_Set problem_
In the listing below, locate the line containing "Output a JSON" and copy it and every line after it through the end, exactly as written, leaving out any pictures.

_Data listing_
'''
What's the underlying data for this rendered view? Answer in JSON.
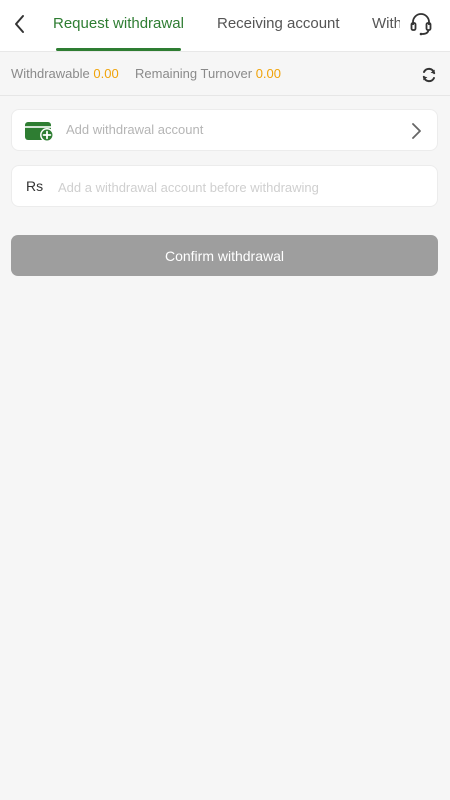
{
  "header": {
    "tabs": [
      {
        "label": "Request withdrawal",
        "active": true
      },
      {
        "label": "Receiving account",
        "active": false
      },
      {
        "label": "Withdrawal records",
        "active": false
      }
    ]
  },
  "stats": {
    "withdrawable_label": "Withdrawable",
    "withdrawable_value": "0.00",
    "turnover_label": "Remaining Turnover",
    "turnover_value": "0.00"
  },
  "account": {
    "add_label": "Add withdrawal account"
  },
  "amount": {
    "currency": "Rs",
    "placeholder": "Add a withdrawal account before withdrawing",
    "value": ""
  },
  "confirm_label": "Confirm withdrawal",
  "colors": {
    "accent_green": "#2e7d32",
    "value_orange": "#f0a30a",
    "button_disabled": "#9e9e9e",
    "background": "#f6f6f6"
  },
  "icons": {
    "back": "chevron-left-icon",
    "support": "headset-icon",
    "refresh": "refresh-icon",
    "wallet": "wallet-add-icon",
    "chevron": "chevron-right-icon"
  }
}
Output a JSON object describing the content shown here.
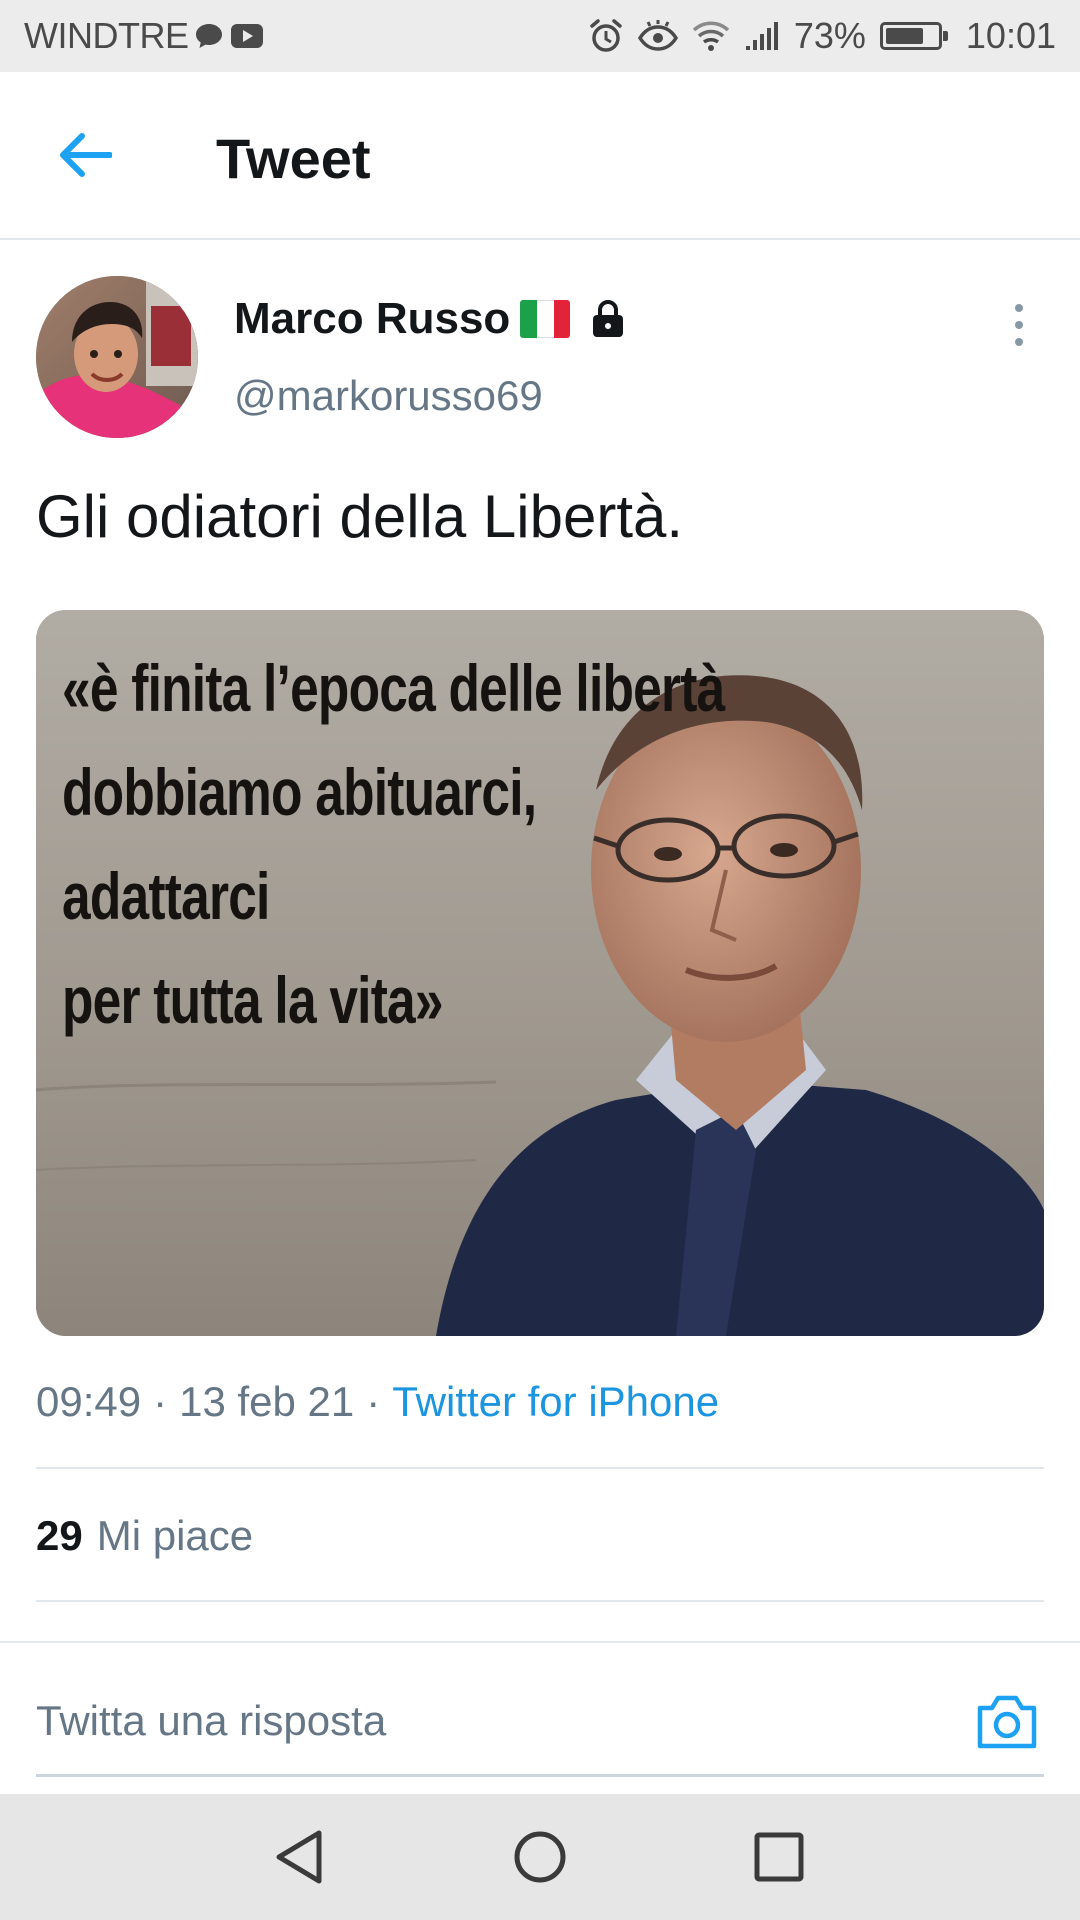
{
  "status_bar": {
    "carrier": "WINDTRE",
    "battery_percent": "73%",
    "battery_level": 0.73,
    "time": "10:01"
  },
  "header": {
    "title": "Tweet"
  },
  "tweet": {
    "author_name": "Marco Russo",
    "handle": "@markorusso69",
    "text": "Gli odiatori della Libertà.",
    "media_quote": {
      "line1": "«è finita l’epoca delle libertà",
      "line2": "dobbiamo abituarci,",
      "line3": "adattarci",
      "line4": "per tutta la vita»"
    },
    "time": "09:49",
    "date": "13 feb 21",
    "separator": "·",
    "source": "Twitter for iPhone",
    "likes_count": "29",
    "likes_label": "Mi piace"
  },
  "reply": {
    "placeholder": "Twitta una risposta"
  },
  "colors": {
    "accent": "#1da1f2",
    "link": "#1b95e0",
    "secondary_text": "#657786"
  }
}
'''
_Response below_
Output a JSON object describing the content shown here.
{
  "status_bar": {
    "carrier": "WINDTRE",
    "battery_percent": "73%",
    "battery_level": 0.73,
    "time": "10:01"
  },
  "header": {
    "title": "Tweet"
  },
  "tweet": {
    "author_name": "Marco Russo",
    "handle": "@markorusso69",
    "text": "Gli odiatori della Libertà.",
    "media_quote": {
      "line1": "«è finita l’epoca delle libertà",
      "line2": "dobbiamo abituarci,",
      "line3": "adattarci",
      "line4": "per tutta la vita»"
    },
    "time": "09:49",
    "date": "13 feb 21",
    "separator": "·",
    "source": "Twitter for iPhone",
    "likes_count": "29",
    "likes_label": "Mi piace"
  },
  "reply": {
    "placeholder": "Twitta una risposta"
  },
  "colors": {
    "accent": "#1da1f2",
    "link": "#1b95e0",
    "secondary_text": "#657786"
  }
}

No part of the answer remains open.